Records about charts and figures
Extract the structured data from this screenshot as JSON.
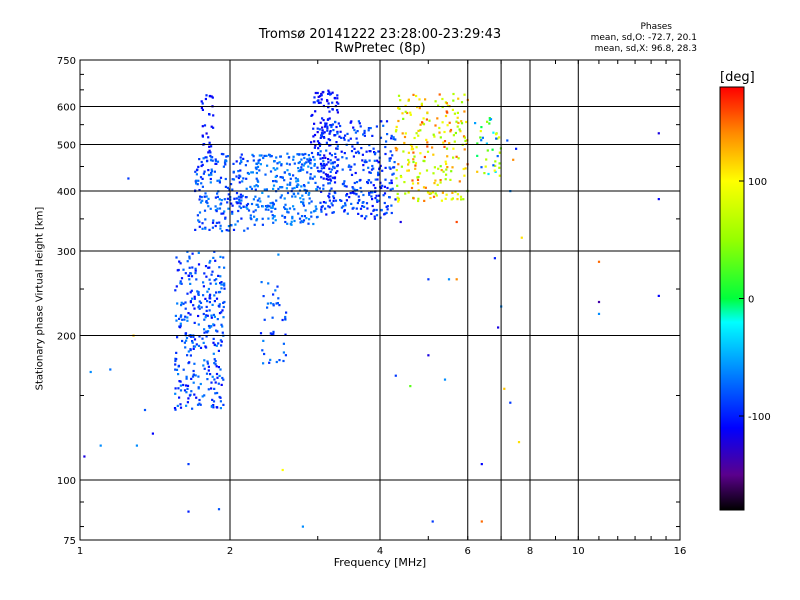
{
  "title": "Tromsø 20141222 23:28:00-23:29:43",
  "subtitle": "RwPretec (8p)",
  "phase_box": {
    "heading": "Phases",
    "line1": "mean, sd,O: -72.7, 20.1",
    "line2": "mean, sd,X:  96.8, 28.3"
  },
  "colorbar": {
    "label": "[deg]",
    "ticks": [
      "100",
      "0",
      "-100"
    ],
    "tick_values": [
      100,
      0,
      -100
    ],
    "range": [
      -180,
      180
    ],
    "colors": [
      "#ff0000",
      "#ff8800",
      "#ffff00",
      "#88ff00",
      "#00ff00",
      "#00ffff",
      "#0088ff",
      "#0000ff",
      "#6600cc",
      "#000000"
    ]
  },
  "chart_data": {
    "type": "scatter",
    "title": "Tromsø 20141222 23:28:00-23:29:43",
    "subtitle": "RwPretec (8p)",
    "xlabel": "Frequency [MHz]",
    "ylabel": "Stationary phase Virtual Height [km]",
    "xscale": "log",
    "yscale": "log",
    "xlim": [
      1,
      16
    ],
    "ylim": [
      75,
      750
    ],
    "xticks": [
      1,
      2,
      4,
      6,
      8,
      10,
      16
    ],
    "xtick_labels": [
      "1",
      "2",
      "4",
      "6",
      "8",
      "10",
      "16"
    ],
    "yticks": [
      75,
      100,
      200,
      300,
      400,
      500,
      600,
      750
    ],
    "ytick_labels": [
      "75",
      "100",
      "200",
      "300",
      "400",
      "500",
      "600",
      "750"
    ],
    "xgrid": [
      2,
      4,
      6,
      7,
      8,
      10
    ],
    "ygrid": [
      100,
      200,
      300,
      400,
      500,
      600
    ],
    "grid": true,
    "color_variable": "phase [deg]",
    "clusters": [
      {
        "x_range": [
          1.55,
          1.95
        ],
        "y_range": [
          140,
          300
        ],
        "phase_range": [
          -110,
          -60
        ],
        "count": 320
      },
      {
        "x_range": [
          1.7,
          2.2
        ],
        "y_range": [
          330,
          480
        ],
        "phase_range": [
          -105,
          -60
        ],
        "count": 200
      },
      {
        "x_range": [
          1.75,
          1.85
        ],
        "y_range": [
          480,
          640
        ],
        "phase_range": [
          -120,
          -90
        ],
        "count": 30
      },
      {
        "x_range": [
          2.3,
          2.6
        ],
        "y_range": [
          175,
          260
        ],
        "phase_range": [
          -100,
          -60
        ],
        "count": 40
      },
      {
        "x_range": [
          2.2,
          3.0
        ],
        "y_range": [
          340,
          480
        ],
        "phase_range": [
          -90,
          -55
        ],
        "count": 260
      },
      {
        "x_range": [
          2.9,
          3.3
        ],
        "y_range": [
          420,
          650
        ],
        "phase_range": [
          -120,
          -90
        ],
        "count": 120
      },
      {
        "x_range": [
          3.0,
          4.3
        ],
        "y_range": [
          350,
          560
        ],
        "phase_range": [
          -110,
          -70
        ],
        "count": 320
      },
      {
        "x_range": [
          4.3,
          6.0
        ],
        "y_range": [
          380,
          640
        ],
        "phase_range": [
          40,
          160
        ],
        "count": 220
      },
      {
        "x_range": [
          6.2,
          7.0
        ],
        "y_range": [
          430,
          580
        ],
        "phase_range": [
          -90,
          120
        ],
        "count": 40
      }
    ],
    "sparse_points": [
      {
        "x": 1.05,
        "y": 168,
        "phase": -60
      },
      {
        "x": 1.1,
        "y": 118,
        "phase": -60
      },
      {
        "x": 1.15,
        "y": 170,
        "phase": -70
      },
      {
        "x": 1.3,
        "y": 118,
        "phase": -60
      },
      {
        "x": 1.35,
        "y": 140,
        "phase": -80
      },
      {
        "x": 1.4,
        "y": 125,
        "phase": -110
      },
      {
        "x": 1.28,
        "y": 200,
        "phase": 120
      },
      {
        "x": 1.25,
        "y": 425,
        "phase": -90
      },
      {
        "x": 1.02,
        "y": 112,
        "phase": -120
      },
      {
        "x": 1.65,
        "y": 108,
        "phase": -90
      },
      {
        "x": 1.65,
        "y": 86,
        "phase": -100
      },
      {
        "x": 1.9,
        "y": 87,
        "phase": -80
      },
      {
        "x": 2.55,
        "y": 105,
        "phase": 100
      },
      {
        "x": 2.8,
        "y": 80,
        "phase": -60
      },
      {
        "x": 2.5,
        "y": 295,
        "phase": -60
      },
      {
        "x": 4.3,
        "y": 165,
        "phase": -90
      },
      {
        "x": 4.6,
        "y": 157,
        "phase": 30
      },
      {
        "x": 5.0,
        "y": 182,
        "phase": -120
      },
      {
        "x": 5.4,
        "y": 162,
        "phase": -60
      },
      {
        "x": 5.0,
        "y": 262,
        "phase": -90
      },
      {
        "x": 5.5,
        "y": 262,
        "phase": -60
      },
      {
        "x": 5.7,
        "y": 262,
        "phase": 140
      },
      {
        "x": 4.4,
        "y": 345,
        "phase": -120
      },
      {
        "x": 5.7,
        "y": 345,
        "phase": 160
      },
      {
        "x": 5.1,
        "y": 82,
        "phase": -90
      },
      {
        "x": 6.4,
        "y": 108,
        "phase": -110
      },
      {
        "x": 6.4,
        "y": 82,
        "phase": 150
      },
      {
        "x": 6.9,
        "y": 208,
        "phase": -120
      },
      {
        "x": 7.0,
        "y": 230,
        "phase": -60
      },
      {
        "x": 7.1,
        "y": 155,
        "phase": 120
      },
      {
        "x": 7.3,
        "y": 145,
        "phase": -90
      },
      {
        "x": 7.6,
        "y": 120,
        "phase": 110
      },
      {
        "x": 7.7,
        "y": 320,
        "phase": 110
      },
      {
        "x": 6.8,
        "y": 290,
        "phase": -100
      },
      {
        "x": 7.5,
        "y": 490,
        "phase": -100
      },
      {
        "x": 7.2,
        "y": 510,
        "phase": -80
      },
      {
        "x": 7.4,
        "y": 465,
        "phase": 140
      },
      {
        "x": 7.3,
        "y": 400,
        "phase": -60
      },
      {
        "x": 11.0,
        "y": 285,
        "phase": 150
      },
      {
        "x": 11.0,
        "y": 235,
        "phase": -140
      },
      {
        "x": 11.0,
        "y": 222,
        "phase": -60
      },
      {
        "x": 14.5,
        "y": 528,
        "phase": -120
      },
      {
        "x": 14.5,
        "y": 385,
        "phase": -110
      },
      {
        "x": 14.5,
        "y": 242,
        "phase": -110
      }
    ]
  }
}
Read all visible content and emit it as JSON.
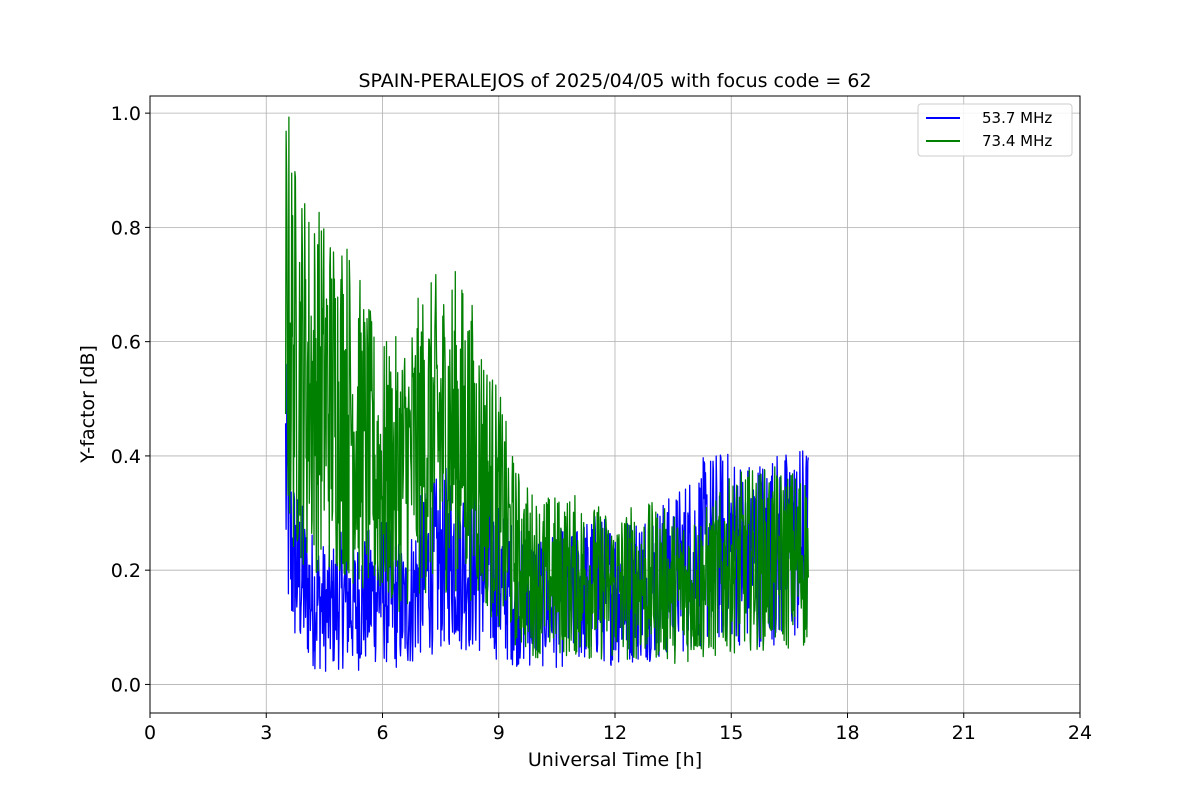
{
  "chart_data": {
    "type": "line",
    "title": "SPAIN-PERALEJOS of 2025/04/05 with focus code = 62",
    "xlabel": "Universal Time [h]",
    "ylabel": "Y-factor [dB]",
    "xlim": [
      0,
      24
    ],
    "ylim": [
      -0.05,
      1.03
    ],
    "xticks": [
      "0",
      "3",
      "6",
      "9",
      "12",
      "15",
      "18",
      "21",
      "24"
    ],
    "yticks": [
      "0.0",
      "0.2",
      "0.4",
      "0.6",
      "0.8",
      "1.0"
    ],
    "grid": true,
    "legend_position": "top-right",
    "series": [
      {
        "name": "53.7 MHz",
        "color": "#0000ff",
        "x": [
          3.5,
          3.55,
          3.6,
          3.7,
          3.8,
          4.0,
          4.2,
          4.4,
          4.6,
          4.8,
          5.0,
          5.2,
          5.4,
          5.6,
          5.8,
          6.0,
          6.2,
          6.4,
          6.6,
          6.8,
          7.0,
          7.2,
          7.4,
          7.6,
          7.8,
          8.0,
          8.2,
          8.4,
          8.6,
          8.8,
          9.0,
          9.2,
          9.4,
          9.6,
          9.8,
          10.0,
          10.5,
          11.0,
          11.5,
          12.0,
          12.5,
          13.0,
          13.5,
          14.0,
          14.5,
          15.0,
          15.5,
          16.0,
          16.5,
          17.0
        ],
        "y": [
          0.38,
          0.32,
          0.25,
          0.22,
          0.2,
          0.17,
          0.15,
          0.14,
          0.13,
          0.14,
          0.15,
          0.14,
          0.14,
          0.15,
          0.16,
          0.17,
          0.15,
          0.14,
          0.13,
          0.16,
          0.19,
          0.2,
          0.21,
          0.22,
          0.23,
          0.22,
          0.21,
          0.2,
          0.2,
          0.19,
          0.18,
          0.17,
          0.16,
          0.15,
          0.15,
          0.15,
          0.15,
          0.16,
          0.17,
          0.16,
          0.17,
          0.18,
          0.19,
          0.22,
          0.24,
          0.24,
          0.23,
          0.24,
          0.24,
          0.25
        ]
      },
      {
        "name": "73.4 MHz",
        "color": "#008000",
        "x": [
          3.5,
          3.55,
          3.6,
          3.7,
          3.8,
          4.0,
          4.2,
          4.4,
          4.6,
          4.8,
          5.0,
          5.2,
          5.4,
          5.6,
          5.8,
          6.0,
          6.2,
          6.4,
          6.6,
          6.8,
          7.0,
          7.2,
          7.4,
          7.6,
          7.8,
          8.0,
          8.2,
          8.4,
          8.6,
          8.8,
          9.0,
          9.2,
          9.4,
          9.6,
          9.8,
          10.0,
          10.5,
          11.0,
          11.5,
          12.0,
          12.5,
          13.0,
          13.5,
          14.0,
          14.5,
          15.0,
          15.5,
          16.0,
          16.5,
          17.0
        ],
        "y": [
          0.64,
          0.66,
          0.62,
          0.58,
          0.56,
          0.54,
          0.52,
          0.52,
          0.5,
          0.5,
          0.5,
          0.47,
          0.44,
          0.41,
          0.38,
          0.37,
          0.36,
          0.37,
          0.38,
          0.4,
          0.42,
          0.43,
          0.44,
          0.44,
          0.45,
          0.44,
          0.42,
          0.4,
          0.37,
          0.34,
          0.31,
          0.27,
          0.23,
          0.21,
          0.2,
          0.19,
          0.19,
          0.19,
          0.18,
          0.17,
          0.18,
          0.18,
          0.17,
          0.17,
          0.18,
          0.21,
          0.22,
          0.22,
          0.22,
          0.22
        ]
      }
    ]
  }
}
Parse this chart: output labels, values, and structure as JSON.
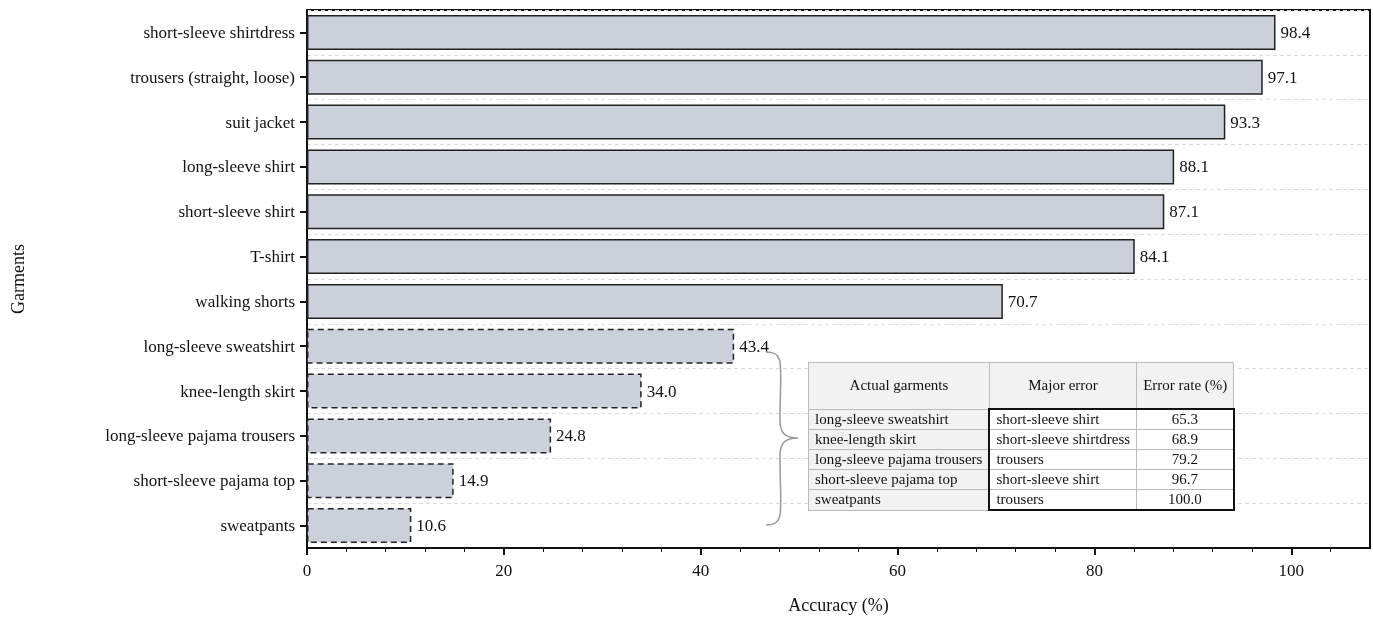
{
  "chart_data": {
    "type": "bar",
    "orientation": "horizontal",
    "stacked": true,
    "xlabel": "Accuracy (%)",
    "ylabel": "Garments",
    "categories": [
      "short-sleeve shirtdress",
      "trousers (straight, loose)",
      "suit jacket",
      "long-sleeve shirt",
      "short-sleeve shirt",
      "T-shirt",
      "walking shorts",
      "long-sleeve sweatshirt",
      "knee-length skirt",
      "long-sleeve pajama trousers",
      "short-sleeve pajama top",
      "sweatpants"
    ],
    "series": [
      {
        "color": "#cbd0db",
        "line_style": "solid",
        "values": [
          98.4,
          97.1,
          93.3,
          88.1,
          87.1,
          84.1,
          70.7,
          null,
          null,
          null,
          null,
          null
        ],
        "value_labels": [
          "98.4",
          "97.1",
          "93.3",
          "88.1",
          "87.1",
          "84.1",
          "70.7",
          null,
          null,
          null,
          null,
          null
        ]
      },
      {
        "color": "#cbd0db",
        "line_style": "dashed",
        "values": [
          null,
          null,
          null,
          null,
          null,
          null,
          null,
          43.4,
          34.0,
          24.8,
          14.9,
          10.6
        ],
        "value_labels": [
          null,
          null,
          null,
          null,
          null,
          null,
          null,
          "43.4",
          "34.0",
          "24.8",
          "14.9",
          "10.6"
        ]
      }
    ],
    "xlim": [
      0,
      108
    ],
    "xticks": [
      0,
      20,
      40,
      60,
      80,
      100
    ],
    "grid": "y",
    "annotations": [
      "Actual garments",
      "Major error",
      "Error rate (%)",
      "long-sleeve sweatshirt",
      "short-sleeve shirt",
      "65.3",
      "knee-length skirt",
      "short-sleeve shirtdress",
      "68.9",
      "long-sleeve pajama trousers",
      "trousers",
      "79.2",
      "short-sleeve pajama top",
      "short-sleeve shirt",
      "96.7",
      "sweatpants",
      "trousers",
      "100.0"
    ]
  }
}
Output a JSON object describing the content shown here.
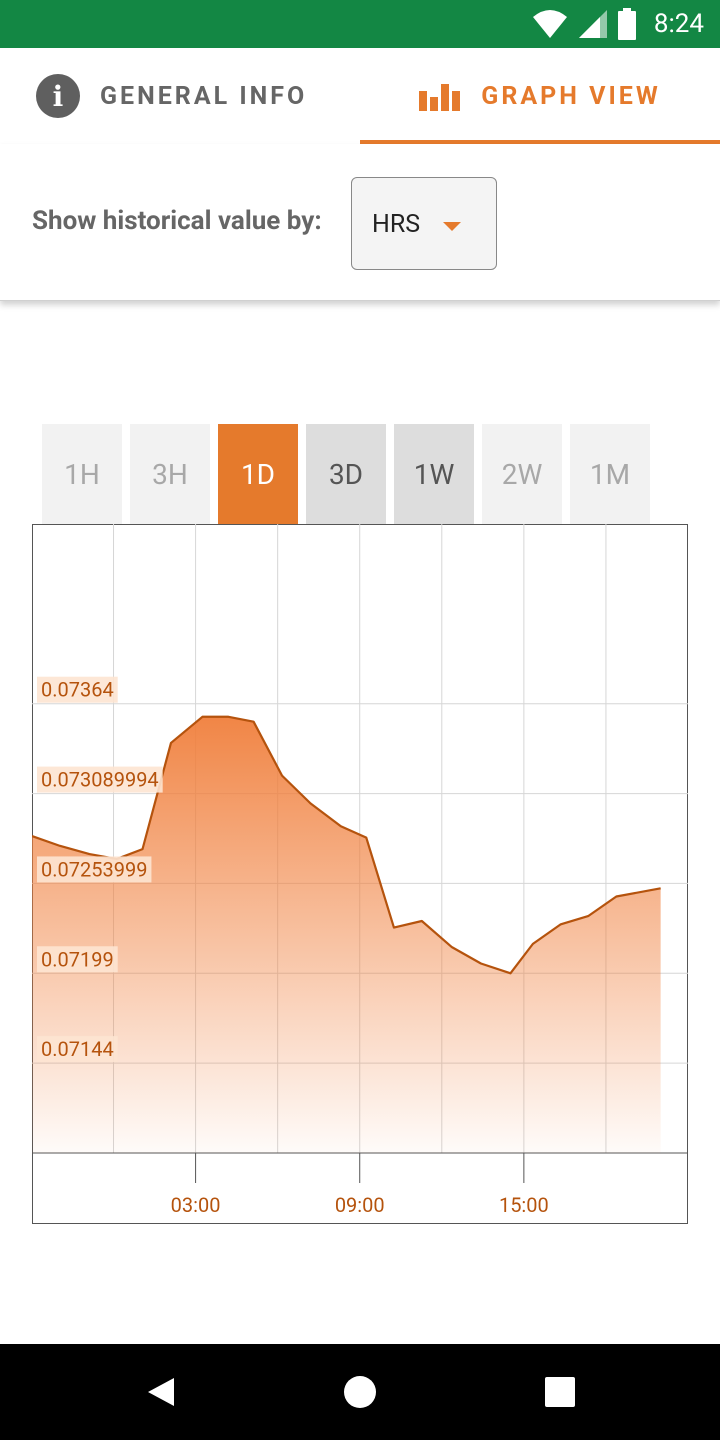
{
  "status_bar": {
    "time": "8:24",
    "icons": [
      "wifi-icon",
      "cell-signal-icon",
      "battery-icon"
    ],
    "bg_color": "#138744"
  },
  "tabs": {
    "general_info": "GENERAL INFO",
    "graph_view": "GRAPH VIEW",
    "active": "graph_view",
    "accent_color": "#e57a2c"
  },
  "filter": {
    "label": "Show historical value by:",
    "selected": "HRS"
  },
  "ranges": {
    "items": [
      {
        "label": "1H",
        "state": "disabled"
      },
      {
        "label": "3H",
        "state": "disabled"
      },
      {
        "label": "1D",
        "state": "active"
      },
      {
        "label": "3D",
        "state": "enabled"
      },
      {
        "label": "1W",
        "state": "enabled"
      },
      {
        "label": "2W",
        "state": "disabled"
      },
      {
        "label": "1M",
        "state": "disabled"
      }
    ]
  },
  "chart_data": {
    "type": "area",
    "title": "",
    "xlabel": "",
    "ylabel": "",
    "y_tick_labels": [
      "0.07364",
      "0.073089994",
      "0.07253999",
      "0.07199",
      "0.07144"
    ],
    "y_ticks": [
      0.07364,
      0.073089994,
      0.07253999,
      0.07199,
      0.07144
    ],
    "x_tick_labels": [
      "03:00",
      "09:00",
      "15:00"
    ],
    "x_ticks": [
      3,
      9,
      15
    ],
    "xlim": [
      -2.98,
      21
    ],
    "ylim": [
      0.07089,
      0.07474
    ],
    "grid": true,
    "line_color": "#b5530d",
    "fill_color": "#f07f3c",
    "x": [
      -2.98,
      -1.96,
      -0.88,
      0.12,
      1.06,
      2.1,
      3.25,
      4.2,
      5.12,
      6.16,
      7.2,
      8.31,
      9.24,
      10.25,
      11.27,
      12.37,
      13.43,
      14.51,
      15.33,
      16.35,
      17.35,
      18.38,
      20.0
    ],
    "values": [
      0.07283,
      0.07277,
      0.07272,
      0.07269,
      0.07275,
      0.0734,
      0.07356,
      0.07356,
      0.07353,
      0.0732,
      0.07303,
      0.07289,
      0.07282,
      0.07227,
      0.07231,
      0.07215,
      0.07205,
      0.07199,
      0.07217,
      0.07229,
      0.07234,
      0.07246,
      0.07251
    ]
  }
}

To do ::
Pick out and copy every line that contains the word "content".

Result of the exercise ::
Read all visible content and emit it as JSON.
Output a JSON object describing the content shown here.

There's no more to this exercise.